*STATED TASK*. Copy the entries below word for word, from the first one through the line containing "data-label: 12 [562,400,595,433]", including that line.

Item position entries

▶

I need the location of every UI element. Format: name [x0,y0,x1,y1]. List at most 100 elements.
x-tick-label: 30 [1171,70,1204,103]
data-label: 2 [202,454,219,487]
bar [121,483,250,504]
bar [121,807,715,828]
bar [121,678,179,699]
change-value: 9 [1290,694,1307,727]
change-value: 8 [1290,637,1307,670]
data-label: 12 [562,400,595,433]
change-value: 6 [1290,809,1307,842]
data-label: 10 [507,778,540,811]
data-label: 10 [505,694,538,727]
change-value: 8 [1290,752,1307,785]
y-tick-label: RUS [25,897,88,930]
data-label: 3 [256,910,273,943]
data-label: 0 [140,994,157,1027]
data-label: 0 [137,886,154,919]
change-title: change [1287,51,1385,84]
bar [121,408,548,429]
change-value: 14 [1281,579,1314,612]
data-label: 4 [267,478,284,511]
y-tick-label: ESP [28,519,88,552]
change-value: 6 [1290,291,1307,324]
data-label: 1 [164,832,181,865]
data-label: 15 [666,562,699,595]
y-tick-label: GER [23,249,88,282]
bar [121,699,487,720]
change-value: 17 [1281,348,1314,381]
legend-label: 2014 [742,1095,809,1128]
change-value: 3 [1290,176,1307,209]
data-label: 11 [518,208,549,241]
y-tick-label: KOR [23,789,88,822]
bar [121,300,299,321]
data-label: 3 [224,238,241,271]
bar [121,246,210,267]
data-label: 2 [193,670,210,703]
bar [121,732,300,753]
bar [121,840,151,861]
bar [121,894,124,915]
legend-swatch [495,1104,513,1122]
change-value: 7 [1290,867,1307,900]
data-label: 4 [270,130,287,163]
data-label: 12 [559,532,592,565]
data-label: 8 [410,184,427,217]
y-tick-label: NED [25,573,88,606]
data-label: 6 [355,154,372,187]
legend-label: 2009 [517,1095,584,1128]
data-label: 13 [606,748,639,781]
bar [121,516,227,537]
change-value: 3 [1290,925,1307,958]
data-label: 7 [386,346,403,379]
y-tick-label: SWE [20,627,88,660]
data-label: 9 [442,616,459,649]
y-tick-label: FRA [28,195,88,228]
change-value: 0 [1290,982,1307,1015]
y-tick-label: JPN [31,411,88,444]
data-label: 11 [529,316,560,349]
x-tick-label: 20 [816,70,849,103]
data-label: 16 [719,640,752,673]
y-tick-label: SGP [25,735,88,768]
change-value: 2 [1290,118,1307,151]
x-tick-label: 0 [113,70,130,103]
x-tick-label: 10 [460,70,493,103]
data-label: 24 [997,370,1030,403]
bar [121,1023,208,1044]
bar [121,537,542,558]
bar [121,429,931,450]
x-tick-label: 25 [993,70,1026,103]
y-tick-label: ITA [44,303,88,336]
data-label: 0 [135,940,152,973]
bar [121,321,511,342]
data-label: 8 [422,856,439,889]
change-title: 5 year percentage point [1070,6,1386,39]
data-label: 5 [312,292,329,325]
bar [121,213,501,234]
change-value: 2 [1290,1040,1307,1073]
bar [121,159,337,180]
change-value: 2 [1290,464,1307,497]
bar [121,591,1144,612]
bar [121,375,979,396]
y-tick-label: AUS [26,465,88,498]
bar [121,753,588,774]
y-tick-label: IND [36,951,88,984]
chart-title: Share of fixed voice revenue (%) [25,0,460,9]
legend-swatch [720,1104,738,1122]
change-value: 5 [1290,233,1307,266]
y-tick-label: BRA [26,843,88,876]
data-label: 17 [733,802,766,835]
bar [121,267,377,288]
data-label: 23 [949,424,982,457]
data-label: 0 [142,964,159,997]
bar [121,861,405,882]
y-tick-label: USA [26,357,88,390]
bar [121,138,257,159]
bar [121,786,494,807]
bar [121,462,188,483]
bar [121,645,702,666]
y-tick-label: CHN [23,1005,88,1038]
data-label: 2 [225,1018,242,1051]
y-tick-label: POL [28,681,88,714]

◀

*WRITTEN SOLUTION*.
I need the location of every UI element. Format: name [x0,y0,x1,y1]. List at most 100 elements.
x-tick-label: 30 [1171,70,1204,103]
data-label: 2 [202,454,219,487]
bar [121,483,250,504]
bar [121,807,715,828]
bar [121,678,179,699]
change-value: 9 [1290,694,1307,727]
change-value: 8 [1290,637,1307,670]
data-label: 12 [562,400,595,433]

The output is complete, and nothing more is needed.